- PASSAGE -
□ □ □ □ □ □ □

Mozart Contemporaries / Johann Dussek

Czech composer, harpist and pianist:  Johann "Jan" Ladislaus Dussek


Jan Ladislav Dussek (more known as Václav Jan Dusík) (Feb 12, 1760 - Mar 20, 1812) was a Czech composer and pianist. He was born at Caslav, Bohemia (now Czech Republic). 

The Dussek family has a long history as professional musicians, starting from Jan Ladislav's grandfather, and lasting into the 1970s. Jan Ladislav is often known as "Dussek the Great". His mother was a harpist, and therefore not surprisingly he composed much music for the harp as well as for the piano.

After early studies, Dussek traveled to the Netherlands and Germany, where he may have studied with C.P.E. Bach. From there, he moved to St. Petersburg in Russia, where he was a favourite of Catherine the Great for a time.
However, he fled St. Petersburg just ahead of Catherine's secret police, who accused him of involvement in a plot to assassinate Catherine. Given Dussek's lifelong royalist sympathies, his well-attested personal good looks, and Catherine's proclivity for beautiful young men, a different explanation seems more probable.


In Lithuania, he worked as music director for Prince Radziwill for a year, after which he toured Germany as a virtuoso performer on the piano and on the glass harmonica. Then he went to France where he became a favourite of Marie Antoinette.  On the outbreak of the revolution in 1789, Dussek this time from from France to London. Continuing his romantic exploits, he took with him the harpist wife of the composer Jean-Baptiste Krumpholz, who drowned himself into the Seine as a consequence.

□ □ □ □ □ □ □

- RECORDED INFORMATION -
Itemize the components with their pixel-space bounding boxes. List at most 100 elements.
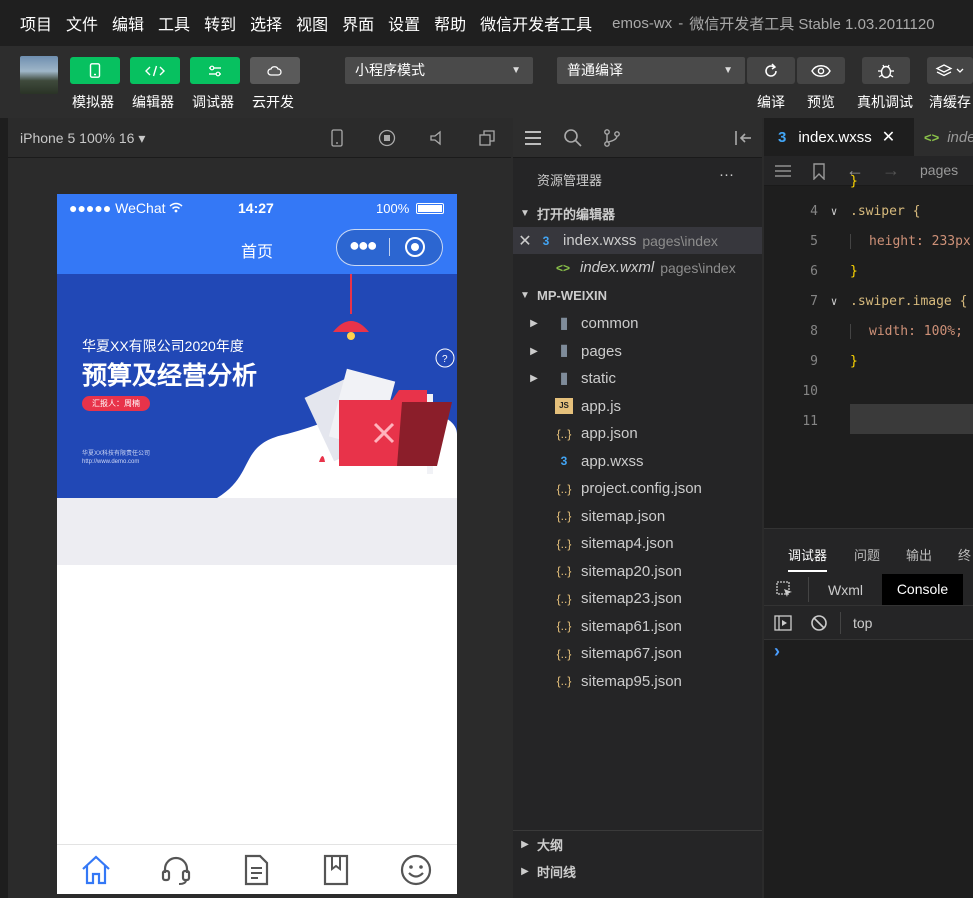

□ □ □ □ □ □ □

- CHALLENGES -
- 1) What instrument did Dussek's mother play, according to the Dussek profile?
- 2) Shorten the paragraph of the Dussek profile that begins "The Dussek family has a long history" and keep its main facts.
- 3) Reproduce the Dussek profile from "The Dussek family" up to and including "seems more probable.".
The material has no connection to the Dussek profile.

- SOLUTIONS TO THE PROBLEMS -
- 1) She played the harp.

- 2) The Dussek family were professional musicians from Jan Ladislav's grandfather into the 1970s. Jan Ladislav is often called "Dussek the Great." Since his mother was a harpist, he wrote much harp music as well as piano music.

- 3)
The Dussek family has a long history as professional musicians, starting from Jan Ladislav's grandfather, and lasting into the 1970s. Jan Ladislav is often known as "Dussek the Great". His mother was a harpist, and therefore not surprisingly he composed much music for the harp as well as for the piano.

After early studies, Dussek traveled to the Netherlands and Germany, where he may have studied with C.P.E. Bach. From there, he moved to St. Petersburg in Russia, where he was a favourite of Catherine the Great for a time.
However, he fled St. Petersburg just ahead of Catherine's secret police, who accused him of involvement in a plot to assassinate Catherine. Given Dussek's lifelong royalist sympathies, his well-attested personal good looks, and Catherine's proclivity for beautiful young men, a different explanation seems more probable.